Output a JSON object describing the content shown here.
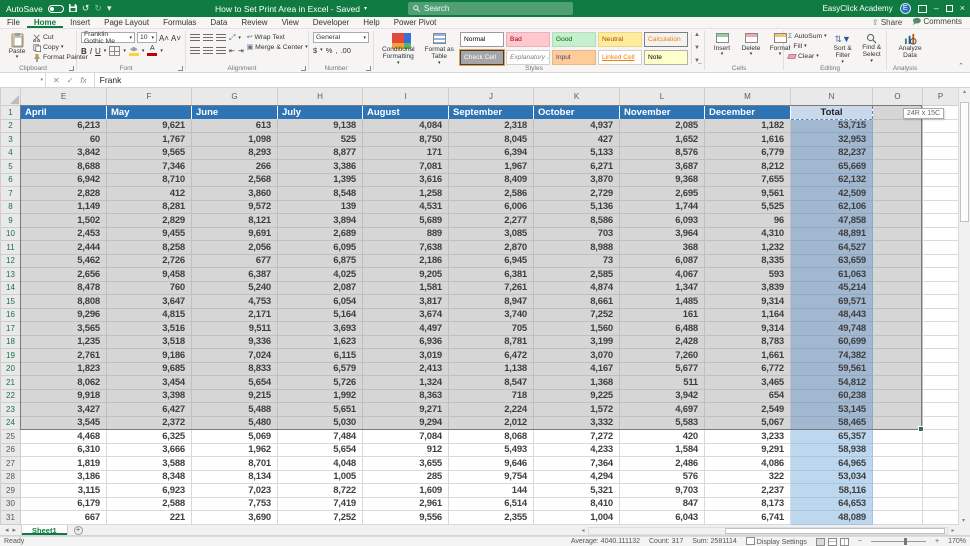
{
  "titlebar": {
    "autosave_label": "AutoSave",
    "title": "How to Set Print Area in Excel - Saved",
    "search_placeholder": "Search",
    "account_name": "EasyClick Academy",
    "brand_green": "#0f7b40"
  },
  "menubar": {
    "tabs": [
      {
        "label": "File"
      },
      {
        "label": "Home",
        "active": true
      },
      {
        "label": "Insert"
      },
      {
        "label": "Page Layout"
      },
      {
        "label": "Formulas"
      },
      {
        "label": "Data"
      },
      {
        "label": "Review"
      },
      {
        "label": "View"
      },
      {
        "label": "Developer"
      },
      {
        "label": "Help"
      },
      {
        "label": "Power Pivot"
      }
    ],
    "share": "Share",
    "comments": "Comments"
  },
  "ribbon": {
    "clipboard": {
      "label": "Clipboard",
      "paste": "Paste",
      "cut": "Cut",
      "copy": "Copy",
      "format_painter": "Format Painter"
    },
    "font": {
      "label": "Font",
      "font_name": "Franklin Gothic Me",
      "font_size": "10",
      "bold": "B",
      "italic": "I",
      "underline": "U"
    },
    "alignment": {
      "label": "Alignment",
      "wrap_text": "Wrap Text",
      "merge_center": "Merge & Center"
    },
    "number": {
      "label": "Number",
      "format": "General",
      "currency": "$",
      "percent": "%",
      "comma": ",",
      "decimals": ".00"
    },
    "styles": {
      "label": "Styles",
      "conditional": "Conditional Formatting",
      "format_table": "Format as Table",
      "gallery": [
        {
          "label": "Normal",
          "bg": "#ffffff",
          "fg": "#000000",
          "border": "#9b9b9b"
        },
        {
          "label": "Bad",
          "bg": "#ffc7ce",
          "fg": "#9c0006",
          "border": "#e8b3ba"
        },
        {
          "label": "Good",
          "bg": "#c6efce",
          "fg": "#006100",
          "border": "#b2dcba"
        },
        {
          "label": "Neutral",
          "bg": "#ffeb9c",
          "fg": "#9c5700",
          "border": "#ead789"
        },
        {
          "label": "Calculation",
          "bg": "#f2f2f2",
          "fg": "#fa7d00",
          "border": "#7f7f7f"
        },
        {
          "label": "Check Cell",
          "bg": "#a5a5a5",
          "fg": "#ffffff",
          "border": "#3f3f3f",
          "selected": true
        },
        {
          "label": "Explanatory ...",
          "bg": "#ffffff",
          "fg": "#7f7f7f",
          "border": "#d2d0ce",
          "italic": true
        },
        {
          "label": "Input",
          "bg": "#ffcc99",
          "fg": "#3f3f76",
          "border": "#e5b886"
        },
        {
          "label": "Linked Cell",
          "bg": "#ffffff",
          "fg": "#fa7d00",
          "border": "#d2d0ce"
        },
        {
          "label": "Note",
          "bg": "#ffffcc",
          "fg": "#000000",
          "border": "#b2b2b2"
        }
      ]
    },
    "cells": {
      "label": "Cells",
      "insert": "Insert",
      "delete": "Delete",
      "format": "Format"
    },
    "editing": {
      "label": "Editing",
      "autosum": "AutoSum",
      "fill": "Fill",
      "clear": "Clear",
      "sort": "Sort & Filter",
      "find": "Find & Select"
    },
    "analysis": {
      "label": "Analysis",
      "analyze": "Analyze Data"
    }
  },
  "formula_bar": {
    "name_box": "",
    "fx": "fx",
    "formula": "Frank"
  },
  "grid": {
    "columns": [
      "E",
      "F",
      "G",
      "H",
      "I",
      "J",
      "K",
      "L",
      "M",
      "N",
      "O",
      "P"
    ],
    "column_letters_of_data": [
      "E",
      "F",
      "G",
      "H",
      "I",
      "J",
      "K",
      "L",
      "M",
      "N"
    ],
    "header_row": [
      "April",
      "May",
      "June",
      "July",
      "August",
      "September",
      "October",
      "November",
      "December",
      "Total"
    ],
    "first_row_number": 1,
    "rows": [
      [
        "6,213",
        "9,621",
        "613",
        "9,138",
        "4,084",
        "2,318",
        "4,937",
        "2,085",
        "1,182",
        "53,715"
      ],
      [
        "60",
        "1,767",
        "1,098",
        "525",
        "8,750",
        "8,045",
        "427",
        "1,652",
        "1,616",
        "32,953"
      ],
      [
        "3,842",
        "9,565",
        "8,293",
        "8,877",
        "171",
        "6,394",
        "5,133",
        "8,576",
        "6,779",
        "82,237"
      ],
      [
        "8,688",
        "7,346",
        "266",
        "3,386",
        "7,081",
        "1,967",
        "6,271",
        "3,687",
        "8,212",
        "65,669"
      ],
      [
        "6,942",
        "8,710",
        "2,568",
        "1,395",
        "3,616",
        "8,409",
        "3,870",
        "9,368",
        "7,655",
        "62,132"
      ],
      [
        "2,828",
        "412",
        "3,860",
        "8,548",
        "1,258",
        "2,586",
        "2,729",
        "2,695",
        "9,561",
        "42,509"
      ],
      [
        "1,149",
        "8,281",
        "9,572",
        "139",
        "4,531",
        "6,006",
        "5,136",
        "1,744",
        "5,525",
        "62,106"
      ],
      [
        "1,502",
        "2,829",
        "8,121",
        "3,894",
        "5,689",
        "2,277",
        "8,586",
        "6,093",
        "96",
        "47,858"
      ],
      [
        "2,453",
        "9,455",
        "9,691",
        "2,689",
        "889",
        "3,085",
        "703",
        "3,964",
        "4,310",
        "48,891"
      ],
      [
        "2,444",
        "8,258",
        "2,056",
        "6,095",
        "7,638",
        "2,870",
        "8,988",
        "368",
        "1,232",
        "64,527"
      ],
      [
        "5,462",
        "2,726",
        "677",
        "6,875",
        "2,186",
        "6,945",
        "73",
        "6,087",
        "8,335",
        "63,659"
      ],
      [
        "2,656",
        "9,458",
        "6,387",
        "4,025",
        "9,205",
        "6,381",
        "2,585",
        "4,067",
        "593",
        "61,063"
      ],
      [
        "8,478",
        "760",
        "5,240",
        "2,087",
        "1,581",
        "7,261",
        "4,874",
        "1,347",
        "3,839",
        "45,214"
      ],
      [
        "8,808",
        "3,647",
        "4,753",
        "6,054",
        "3,817",
        "8,947",
        "8,661",
        "1,485",
        "9,314",
        "69,571"
      ],
      [
        "9,296",
        "4,815",
        "2,171",
        "5,164",
        "3,674",
        "3,740",
        "7,252",
        "161",
        "1,164",
        "48,443"
      ],
      [
        "3,565",
        "3,516",
        "9,511",
        "3,693",
        "4,497",
        "705",
        "1,560",
        "6,488",
        "9,314",
        "49,748"
      ],
      [
        "1,235",
        "3,518",
        "9,336",
        "1,623",
        "6,936",
        "8,781",
        "3,199",
        "2,428",
        "8,783",
        "60,699"
      ],
      [
        "2,761",
        "9,186",
        "7,024",
        "6,115",
        "3,019",
        "6,472",
        "3,070",
        "7,260",
        "1,661",
        "74,382"
      ],
      [
        "1,823",
        "9,685",
        "8,833",
        "6,579",
        "2,413",
        "1,138",
        "4,167",
        "5,677",
        "6,772",
        "59,561"
      ],
      [
        "8,062",
        "3,454",
        "5,654",
        "5,726",
        "1,324",
        "8,547",
        "1,368",
        "511",
        "3,465",
        "54,812"
      ],
      [
        "9,918",
        "3,398",
        "9,215",
        "1,992",
        "8,363",
        "718",
        "9,225",
        "3,942",
        "654",
        "60,238"
      ],
      [
        "3,427",
        "6,427",
        "5,488",
        "5,651",
        "9,271",
        "2,224",
        "1,572",
        "4,697",
        "2,549",
        "53,145"
      ],
      [
        "3,545",
        "2,372",
        "5,480",
        "5,030",
        "9,294",
        "2,012",
        "3,332",
        "5,583",
        "5,067",
        "58,465"
      ],
      [
        "4,468",
        "6,325",
        "5,069",
        "7,484",
        "7,084",
        "8,068",
        "7,272",
        "420",
        "3,233",
        "65,357"
      ],
      [
        "6,310",
        "3,666",
        "1,962",
        "5,654",
        "912",
        "5,493",
        "4,233",
        "1,584",
        "9,291",
        "58,938"
      ],
      [
        "1,819",
        "3,588",
        "8,701",
        "4,048",
        "3,655",
        "9,646",
        "7,364",
        "2,486",
        "4,086",
        "64,965"
      ],
      [
        "3,186",
        "8,348",
        "8,134",
        "1,005",
        "285",
        "9,754",
        "4,294",
        "576",
        "322",
        "53,034"
      ],
      [
        "3,115",
        "6,923",
        "7,023",
        "8,722",
        "1,609",
        "144",
        "5,321",
        "9,703",
        "2,237",
        "58,116"
      ],
      [
        "6,179",
        "2,588",
        "7,753",
        "7,419",
        "2,961",
        "6,514",
        "8,410",
        "847",
        "8,173",
        "64,653"
      ],
      [
        "667",
        "221",
        "3,690",
        "7,252",
        "9,556",
        "2,355",
        "1,004",
        "6,043",
        "6,741",
        "48,089"
      ]
    ],
    "selection": {
      "tooltip": "24R x 15C",
      "rows_selected_through": 24,
      "last_selected_column": "O",
      "total_column": "N"
    },
    "colors": {
      "month_header_fill": "#2e74b5",
      "month_header_text": "#ffffff",
      "total_fill": "#bdd7ee",
      "total_fill_selected": "#a2b7d0",
      "selection_gray": "#d6d6d6",
      "active_total_cell": "#c9d8ea"
    }
  },
  "sheet_tabs": {
    "tabs": [
      {
        "label": "Sheet1",
        "active": true
      }
    ]
  },
  "status_bar": {
    "mode": "Ready",
    "average": "Average: 4040.111132",
    "count": "Count: 317",
    "sum": "Sum: 2581114",
    "display_settings": "Display Settings",
    "zoom": "170%"
  }
}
· · · · · · ·
* [AIM OF THE TASK]: Which lines of the data include "true"? Copy each of them.

* [ANSWER TO THE TASK]:
        "active": true
          "selected": true
          "italic": true
        "active": true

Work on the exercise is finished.